● **TRY IT**
From the entries that follow, pick out all lines holding "China".

● **PROVIDED RECORDS**

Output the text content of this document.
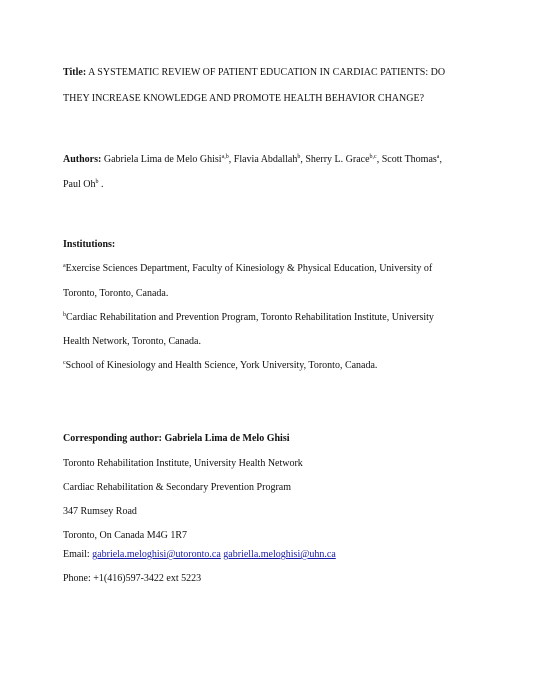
Title: A SYSTEMATIC REVIEW OF PATIENT EDUCATION IN CARDIAC PATIENTS: DO
THEY INCREASE KNOWLEDGE AND PROMOTE HEALTH BEHAVIOR CHANGE?
Authors: Gabriela Lima de Melo Ghisi$^{a,b}$, Flavia Abdallah$^b$, Sherry L. Grace$^{b,c}$, Scott Thomas$^a$,
Paul Oh$^b$ .
Institutions:
$^a$Exercise Sciences Department, Faculty of Kinesiology & Physical Education, University of
Toronto, Toronto, Canada.
$^b$Cardiac Rehabilitation and Prevention Program, Toronto Rehabilitation Institute, University
Health Network, Toronto, Canada.
$^c$School of Kinesiology and Health Science, York University, Toronto, Canada.
Corresponding author: Gabriela Lima de Melo Ghisi
Toronto Rehabilitation Institute, University Health Network
Cardiac Rehabilitation & Secondary Prevention Program
347 Rumsey Road
Toronto, On Canada M4G 1R7
Email: gabriela.meloghisi@utoronto.ca gabriella.meloghisi@uhn.ca
Phone: +1(416)597-3422 ext 5223
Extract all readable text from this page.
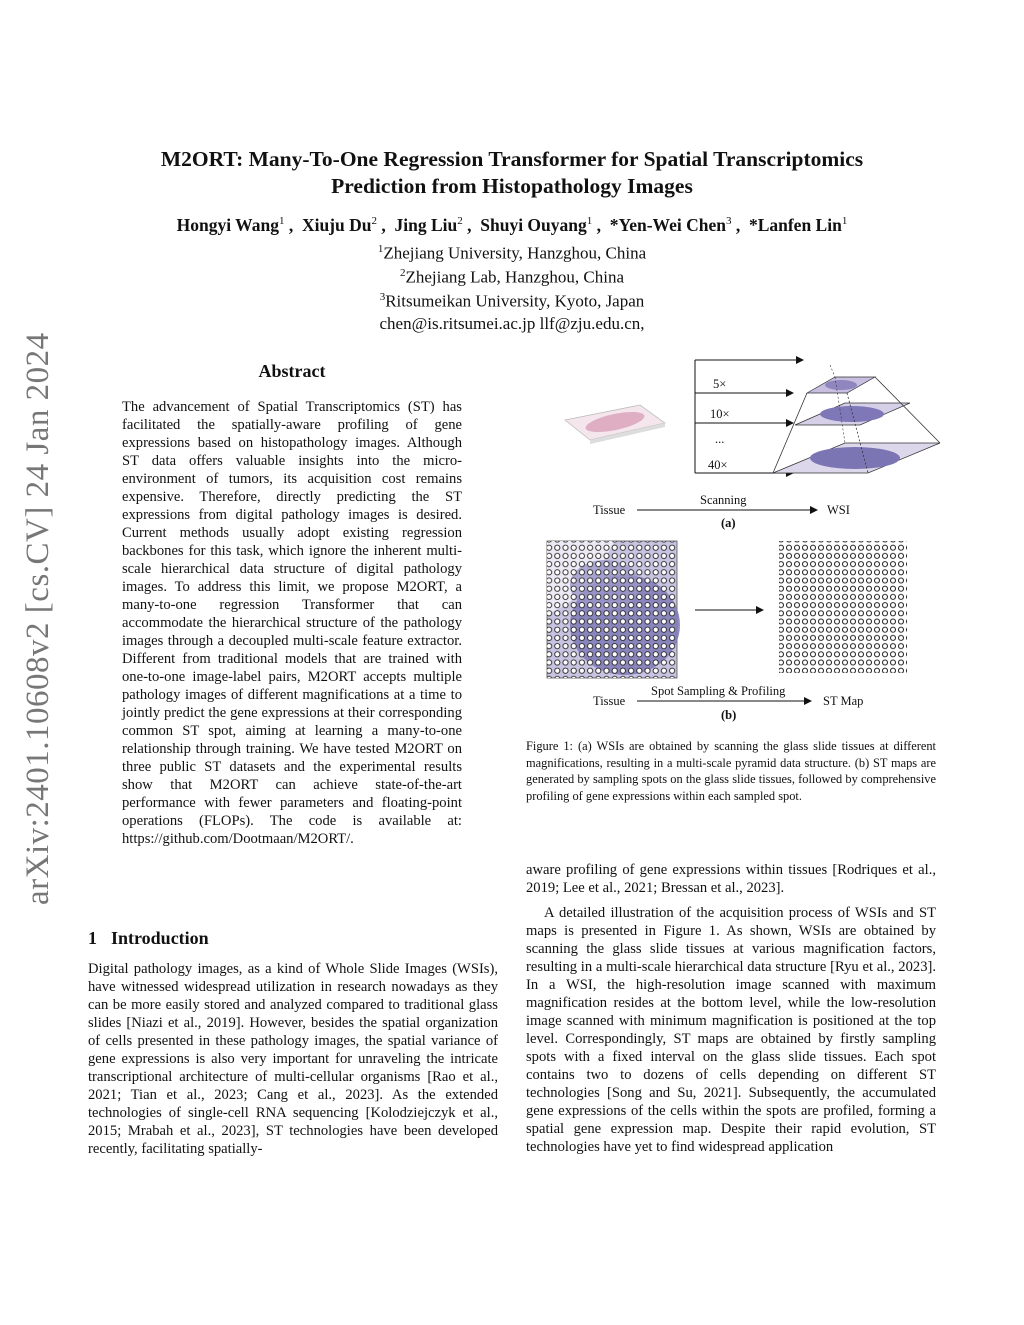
arXiv:2401.10608v2 [cs.CV] 24 Jan 2024
M2ORT: Many-To-One Regression Transformer for Spatial Transcriptomics
Prediction from Histopathology Images
Hongyi Wang$^1$ ,  Xiuju Du$^2$ ,  Jing Liu$^2$ ,  Shuyi Ouyang$^1$ ,  *Yen-Wei Chen$^3$ ,  *Lanfen Lin$^1$
$^1$Zhejiang University, Hanzghou, China
$^2$Zhejiang Lab, Hanzghou, China
$^3$Ritsumeikan University, Kyoto, Japan
chen@is.ritsumei.ac.jp llf@zju.edu.cn,
Abstract
The advancement of Spatial Transcriptomics (ST) has facilitated the spatially-aware profiling of gene expressions based on histopathology images. Although ST data offers valuable insights into the micro-environment of tumors, its acquisition cost remains expensive. Therefore, directly predicting the ST expressions from digital pathology images is desired. Current methods usually adopt existing regression backbones for this task, which ignore the inherent multi-scale hierarchical data structure of digital pathology images. To address this limit, we propose M2ORT, a many-to-one regression Transformer that can accommodate the hierarchical structure of the pathology images through a decoupled multi-scale feature extractor. Different from traditional models that are trained with one-to-one image-label pairs, M2ORT accepts multiple pathology images of different magnifications at a time to jointly predict the gene expressions at their corresponding common ST spot, aiming at learning a many-to-one relationship through training. We have tested M2ORT on three public ST datasets and the experimental results show that M2ORT can achieve state-of-the-art performance with fewer parameters and floating-point operations (FLOPs). The code is available at: https://github.com/Dootmaan/M2ORT/.
1 Introduction
Digital pathology images, as a kind of Whole Slide Images (WSIs), have witnessed widespread utilization in research nowadays as they can be more easily stored and analyzed compared to traditional glass slides [Niazi et al., 2019]. However, besides the spatial organization of cells presented in these pathology images, the spatial variance of gene expressions is also very important for unraveling the intricate transcriptional architecture of multi-cellular organisms [Rao et al., 2021; Tian et al., 2023; Cang et al., 2023]. As the extended technologies of single-cell RNA sequencing [Kolodziejczyk et al., 2015; Mrabah et al., 2023], ST technologies have been developed recently, facilitating spatially-
5×
10×
...
40×
Tissue
Scanning
WSI
(a)
Tissue
Spot Sampling & Profiling
ST Map
(b)
Figure 1: (a) WSIs are obtained by scanning the glass slide tissues at different magnifications, resulting in a multi-scale pyramid data structure. (b) ST maps are generated by sampling spots on the glass slide tissues, followed by comprehensive profiling of gene expressions within each sampled spot.
aware profiling of gene expressions within tissues [Rodriques et al., 2019; Lee et al., 2021; Bressan et al., 2023].
A detailed illustration of the acquisition process of WSIs and ST maps is presented in Figure 1. As shown, WSIs are obtained by scanning the glass slide tissues at various magnification factors, resulting in a multi-scale hierarchical data structure [Ryu et al., 2023]. In a WSI, the high-resolution image scanned with maximum magnification resides at the bottom level, while the low-resolution image scanned with minimum magnification is positioned at the top level. Correspondingly, ST maps are obtained by firstly sampling spots with a fixed interval on the glass slide tissues. Each spot contains two to dozens of cells depending on different ST technologies [Song and Su, 2021]. Subsequently, the accumulated gene expressions of the cells within the spots are profiled, forming a spatial gene expression map. Despite their rapid evolution, ST technologies have yet to find widespread application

● **ANSWER BOX**
$^1$Zhejiang University, Hanzghou, China
$^2$Zhejiang Lab, Hanzghou, China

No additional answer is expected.